:: What this task involves ::
Only a number is expected: how many lines in the data below contain the word "text".

:: Available records ::
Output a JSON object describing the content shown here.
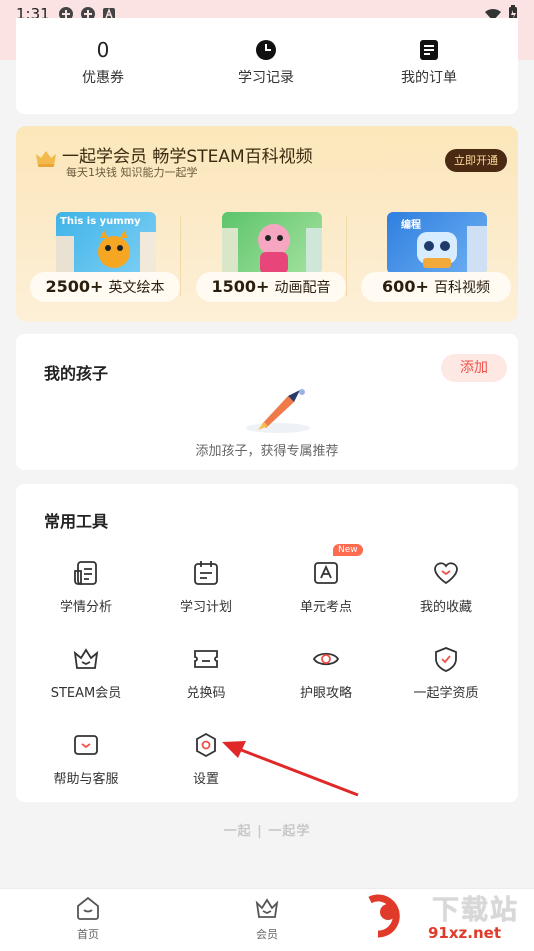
{
  "status_bar": {
    "time": "1:31"
  },
  "stats": [
    {
      "value": "0",
      "label": "优惠券"
    },
    {
      "icon": "clock-icon",
      "label": "学习记录"
    },
    {
      "icon": "order-icon",
      "label": "我的订单"
    }
  ],
  "banner": {
    "title": "一起学会员 畅学STEAM百科视频",
    "subtitle": "每天1块钱 知识能力一起学",
    "cta": "立即开通",
    "features": [
      {
        "count": "2500+",
        "text": "英文绘本",
        "thumb_caption": "This is yummy"
      },
      {
        "count": "1500+",
        "text": "动画配音",
        "thumb_caption": ""
      },
      {
        "count": "600+",
        "text": "百科视频",
        "thumb_caption": "编程"
      }
    ]
  },
  "kids": {
    "title": "我的孩子",
    "add_label": "添加",
    "hint": "添加孩子，获得专属推荐"
  },
  "tools": {
    "title": "常用工具",
    "new_badge": "New",
    "items": [
      {
        "label": "学情分析",
        "icon": "report-icon"
      },
      {
        "label": "学习计划",
        "icon": "calendar-icon"
      },
      {
        "label": "单元考点",
        "icon": "exam-icon"
      },
      {
        "label": "我的收藏",
        "icon": "heart-icon"
      },
      {
        "label": "STEAM会员",
        "icon": "crown-icon"
      },
      {
        "label": "兑换码",
        "icon": "ticket-icon"
      },
      {
        "label": "护眼攻略",
        "icon": "eye-icon"
      },
      {
        "label": "一起学资质",
        "icon": "shield-icon"
      },
      {
        "label": "帮助与客服",
        "icon": "help-icon"
      },
      {
        "label": "设置",
        "icon": "gear-icon"
      }
    ]
  },
  "brand": "一起 | 一起学",
  "bottom_nav": [
    {
      "label": "首页",
      "icon": "home-icon"
    },
    {
      "label": "会员",
      "icon": "crown-icon"
    }
  ],
  "watermark": {
    "text": "下载站",
    "url": "91xz.net",
    "mark": "9"
  },
  "colors": {
    "accent": "#f0524a",
    "banner_dark": "#4a2a12",
    "arrow": "#e02828"
  }
}
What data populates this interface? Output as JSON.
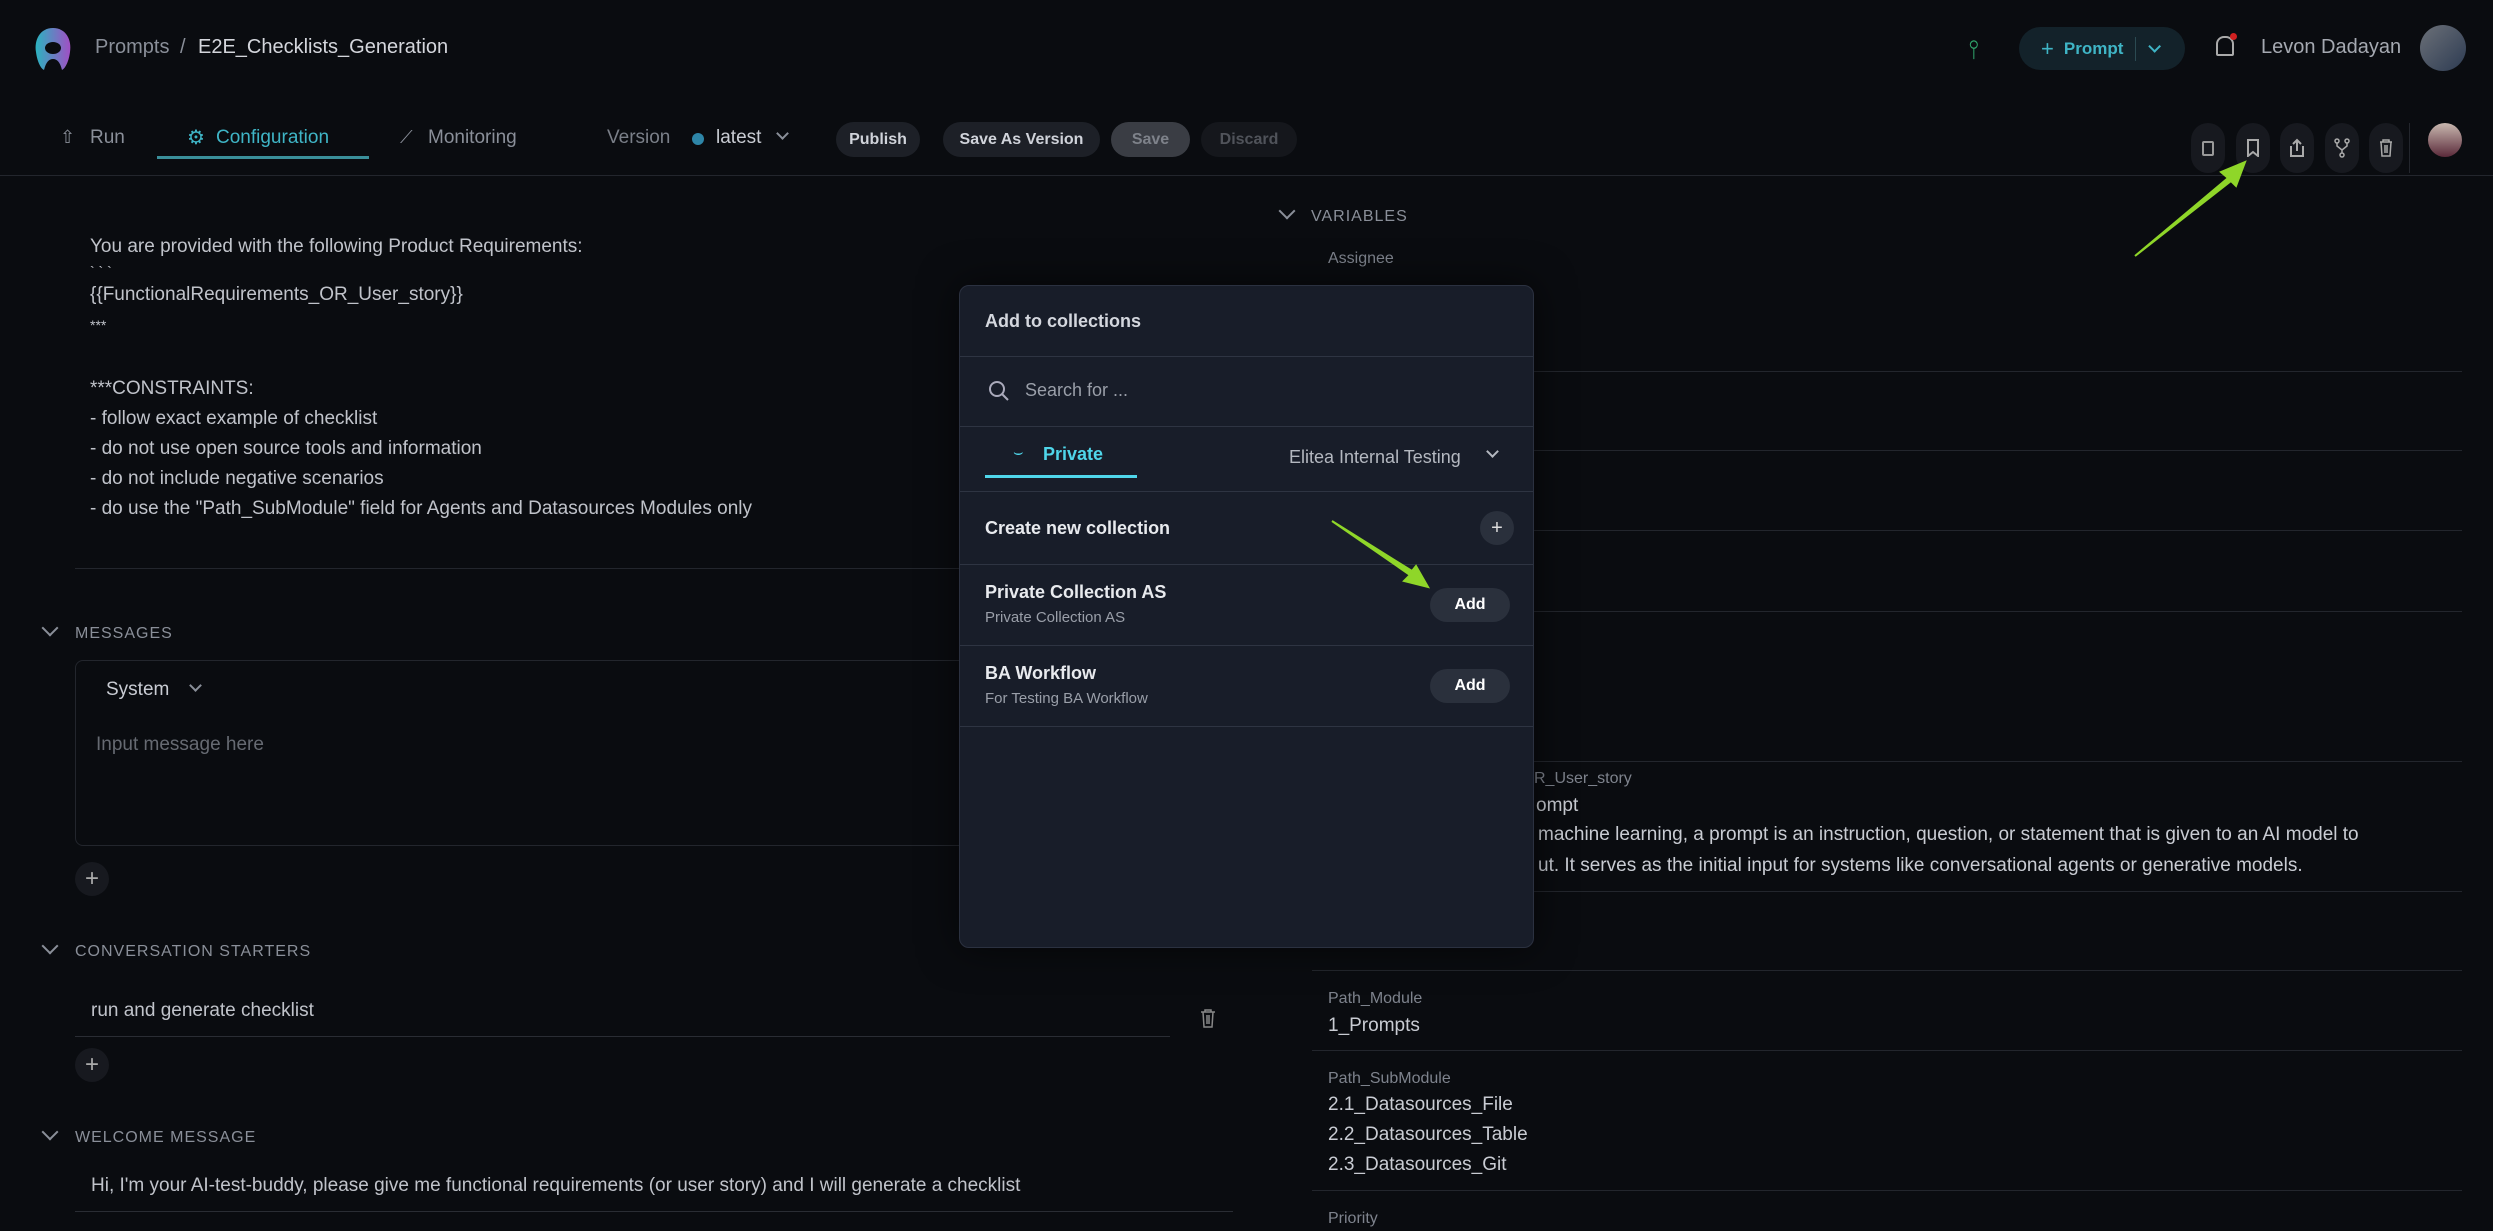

:: Exercise solution ::
4